Given request
Can you transcribe every entry word for word, skipping the images?

<<<<

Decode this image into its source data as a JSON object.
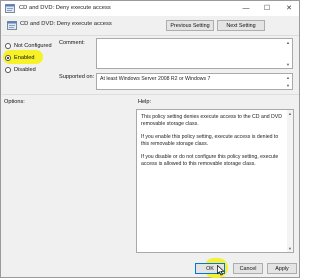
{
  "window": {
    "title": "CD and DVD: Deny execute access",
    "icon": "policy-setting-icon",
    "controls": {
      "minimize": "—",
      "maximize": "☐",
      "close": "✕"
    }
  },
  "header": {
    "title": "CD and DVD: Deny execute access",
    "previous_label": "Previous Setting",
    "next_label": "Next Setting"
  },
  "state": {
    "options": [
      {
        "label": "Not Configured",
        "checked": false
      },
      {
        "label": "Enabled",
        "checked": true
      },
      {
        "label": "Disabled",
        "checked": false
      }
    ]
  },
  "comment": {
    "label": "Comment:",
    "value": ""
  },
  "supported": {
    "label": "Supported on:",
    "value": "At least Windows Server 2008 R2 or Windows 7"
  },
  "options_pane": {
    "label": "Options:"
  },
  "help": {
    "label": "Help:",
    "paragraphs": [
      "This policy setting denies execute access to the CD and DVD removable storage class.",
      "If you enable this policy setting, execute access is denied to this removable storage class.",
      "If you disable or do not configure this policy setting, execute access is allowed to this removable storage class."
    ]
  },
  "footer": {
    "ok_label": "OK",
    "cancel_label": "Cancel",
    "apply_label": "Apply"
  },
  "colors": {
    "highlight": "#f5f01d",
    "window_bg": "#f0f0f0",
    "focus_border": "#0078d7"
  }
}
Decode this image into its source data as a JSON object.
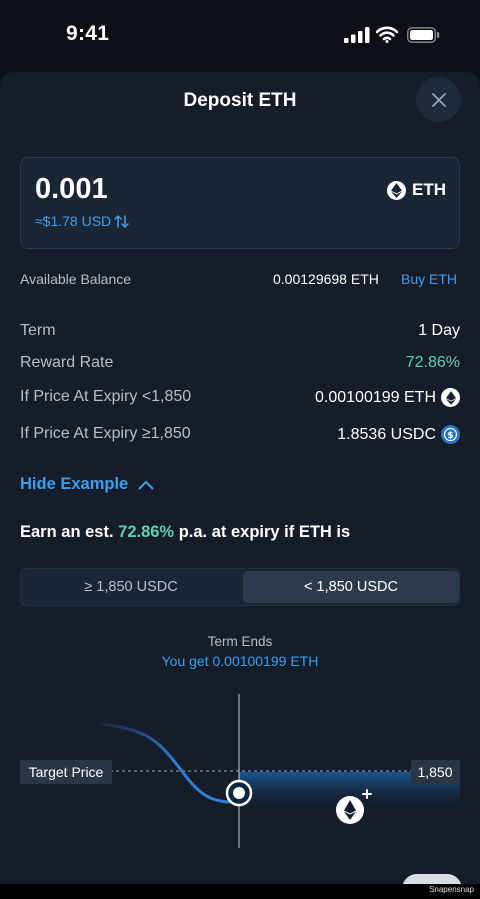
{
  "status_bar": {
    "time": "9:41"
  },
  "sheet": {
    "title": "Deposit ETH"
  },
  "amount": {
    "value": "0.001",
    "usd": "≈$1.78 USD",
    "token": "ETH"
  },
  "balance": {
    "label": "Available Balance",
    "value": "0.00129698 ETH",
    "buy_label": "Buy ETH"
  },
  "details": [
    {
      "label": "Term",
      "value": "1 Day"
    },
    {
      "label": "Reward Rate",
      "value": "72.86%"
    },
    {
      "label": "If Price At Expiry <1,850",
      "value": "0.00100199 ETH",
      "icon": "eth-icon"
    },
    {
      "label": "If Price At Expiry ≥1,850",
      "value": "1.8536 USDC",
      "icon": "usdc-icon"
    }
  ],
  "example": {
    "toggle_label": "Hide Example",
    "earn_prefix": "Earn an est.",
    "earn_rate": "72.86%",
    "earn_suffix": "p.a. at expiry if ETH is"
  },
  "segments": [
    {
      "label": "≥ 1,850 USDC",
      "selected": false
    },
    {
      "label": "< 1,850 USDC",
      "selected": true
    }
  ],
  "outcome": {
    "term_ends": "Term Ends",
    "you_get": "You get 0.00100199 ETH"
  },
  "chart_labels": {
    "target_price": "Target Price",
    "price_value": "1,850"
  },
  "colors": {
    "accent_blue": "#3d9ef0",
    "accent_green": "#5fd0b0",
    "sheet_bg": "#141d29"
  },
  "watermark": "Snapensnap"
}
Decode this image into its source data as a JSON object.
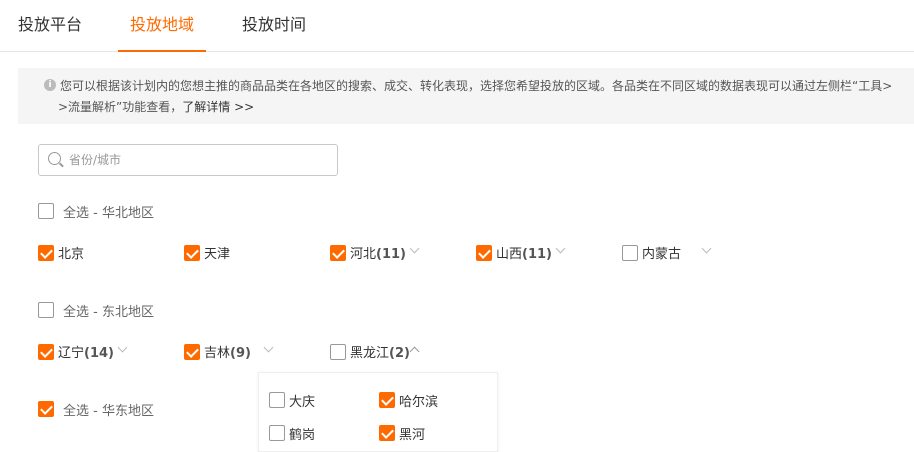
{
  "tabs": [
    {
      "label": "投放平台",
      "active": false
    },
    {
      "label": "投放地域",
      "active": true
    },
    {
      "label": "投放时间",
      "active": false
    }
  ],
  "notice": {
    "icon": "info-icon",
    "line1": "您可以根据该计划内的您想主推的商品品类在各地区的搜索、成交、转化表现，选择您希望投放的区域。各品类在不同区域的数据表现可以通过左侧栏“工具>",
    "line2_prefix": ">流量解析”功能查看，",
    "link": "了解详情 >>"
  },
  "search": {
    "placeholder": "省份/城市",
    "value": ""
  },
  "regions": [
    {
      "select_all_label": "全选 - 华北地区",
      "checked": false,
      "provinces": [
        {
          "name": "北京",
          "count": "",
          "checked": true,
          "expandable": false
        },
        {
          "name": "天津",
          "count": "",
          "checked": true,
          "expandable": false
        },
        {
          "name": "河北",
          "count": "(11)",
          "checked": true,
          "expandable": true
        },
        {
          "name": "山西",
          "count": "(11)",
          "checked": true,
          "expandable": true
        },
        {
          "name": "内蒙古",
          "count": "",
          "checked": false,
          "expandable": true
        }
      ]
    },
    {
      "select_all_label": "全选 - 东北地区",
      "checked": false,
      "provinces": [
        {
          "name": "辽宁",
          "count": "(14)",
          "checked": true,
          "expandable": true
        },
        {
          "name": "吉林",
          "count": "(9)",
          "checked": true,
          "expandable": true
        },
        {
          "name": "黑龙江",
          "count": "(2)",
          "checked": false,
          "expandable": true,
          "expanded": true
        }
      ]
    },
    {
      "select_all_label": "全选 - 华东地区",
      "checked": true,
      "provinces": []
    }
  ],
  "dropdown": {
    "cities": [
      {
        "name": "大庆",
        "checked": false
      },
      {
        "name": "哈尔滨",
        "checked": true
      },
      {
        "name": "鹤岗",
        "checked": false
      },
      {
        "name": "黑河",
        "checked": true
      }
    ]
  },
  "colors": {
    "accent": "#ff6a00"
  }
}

>>>>

The result
Decode this image into its source data as a JSON object.
{
  "window": {
    "title": "CD and DVD: Deny execute access",
    "icon": "policy-setting-icon",
    "controls": {
      "minimize": "—",
      "maximize": "☐",
      "close": "✕"
    }
  },
  "header": {
    "title": "CD and DVD: Deny execute access",
    "previous_label": "Previous Setting",
    "next_label": "Next Setting"
  },
  "state": {
    "options": [
      {
        "label": "Not Configured",
        "checked": false
      },
      {
        "label": "Enabled",
        "checked": true
      },
      {
        "label": "Disabled",
        "checked": false
      }
    ]
  },
  "comment": {
    "label": "Comment:",
    "value": ""
  },
  "supported": {
    "label": "Supported on:",
    "value": "At least Windows Server 2008 R2 or Windows 7"
  },
  "options_pane": {
    "label": "Options:"
  },
  "help": {
    "label": "Help:",
    "paragraphs": [
      "This policy setting denies execute access to the CD and DVD removable storage class.",
      "If you enable this policy setting, execute access is denied to this removable storage class.",
      "If you disable or do not configure this policy setting, execute access is allowed to this removable storage class."
    ]
  },
  "footer": {
    "ok_label": "OK",
    "cancel_label": "Cancel",
    "apply_label": "Apply"
  },
  "colors": {
    "highlight": "#f5f01d",
    "window_bg": "#f0f0f0",
    "focus_border": "#0078d7"
  }
}
Decode this image into its source data as a JSON object.
{
  "status_bar": {
    "time": "9:41"
  },
  "sheet": {
    "title": "Deposit ETH"
  },
  "amount": {
    "value": "0.001",
    "usd": "≈$1.78 USD",
    "token": "ETH"
  },
  "balance": {
    "label": "Available Balance",
    "value": "0.00129698 ETH",
    "buy_label": "Buy ETH"
  },
  "details": [
    {
      "label": "Term",
      "value": "1 Day"
    },
    {
      "label": "Reward Rate",
      "value": "72.86%"
    },
    {
      "label": "If Price At Expiry <1,850",
      "value": "0.00100199 ETH",
      "icon": "eth-icon"
    },
    {
      "label": "If Price At Expiry ≥1,850",
      "value": "1.8536 USDC",
      "icon": "usdc-icon"
    }
  ],
  "example": {
    "toggle_label": "Hide Example",
    "earn_prefix": "Earn an est.",
    "earn_rate": "72.86%",
    "earn_suffix": "p.a. at expiry if ETH is"
  },
  "segments": [
    {
      "label": "≥ 1,850 USDC",
      "selected": false
    },
    {
      "label": "< 1,850 USDC",
      "selected": true
    }
  ],
  "outcome": {
    "term_ends": "Term Ends",
    "you_get": "You get 0.00100199 ETH"
  },
  "chart_labels": {
    "target_price": "Target Price",
    "price_value": "1,850"
  },
  "colors": {
    "accent_blue": "#3d9ef0",
    "accent_green": "#5fd0b0",
    "sheet_bg": "#141d29"
  },
  "watermark": "Snapensnap"
}
Decode this image into its source data as a JSON object.
{
  "tabs": [
    {
      "label": "投放平台",
      "active": false
    },
    {
      "label": "投放地域",
      "active": true
    },
    {
      "label": "投放时间",
      "active": false
    }
  ],
  "notice": {
    "icon": "info-icon",
    "line1": "您可以根据该计划内的您想主推的商品品类在各地区的搜索、成交、转化表现，选择您希望投放的区域。各品类在不同区域的数据表现可以通过左侧栏“工具>",
    "line2_prefix": ">流量解析”功能查看，",
    "link": "了解详情 >>"
  },
  "search": {
    "placeholder": "省份/城市",
    "value": ""
  },
  "regions": [
    {
      "select_all_label": "全选 - 华北地区",
      "checked": false,
      "provinces": [
        {
          "name": "北京",
          "count": "",
          "checked": true,
          "expandable": false
        },
        {
          "name": "天津",
          "count": "",
          "checked": true,
          "expandable": false
        },
        {
          "name": "河北",
          "count": "(11)",
          "checked": true,
          "expandable": true
        },
        {
          "name": "山西",
          "count": "(11)",
          "checked": true,
          "expandable": true
        },
        {
          "name": "内蒙古",
          "count": "",
          "checked": false,
          "expandable": true
        }
      ]
    },
    {
      "select_all_label": "全选 - 东北地区",
      "checked": false,
      "provinces": [
        {
          "name": "辽宁",
          "count": "(14)",
          "checked": true,
          "expandable": true
        },
        {
          "name": "吉林",
          "count": "(9)",
          "checked": true,
          "expandable": true
        },
        {
          "name": "黑龙江",
          "count": "(2)",
          "checked": false,
          "expandable": true,
          "expanded": true
        }
      ]
    },
    {
      "select_all_label": "全选 - 华东地区",
      "checked": true,
      "provinces": []
    }
  ],
  "dropdown": {
    "cities": [
      {
        "name": "大庆",
        "checked": false
      },
      {
        "name": "哈尔滨",
        "checked": true
      },
      {
        "name": "鹤岗",
        "checked": false
      },
      {
        "name": "黑河",
        "checked": true
      }
    ]
  },
  "colors": {
    "accent": "#ff6a00"
  }
}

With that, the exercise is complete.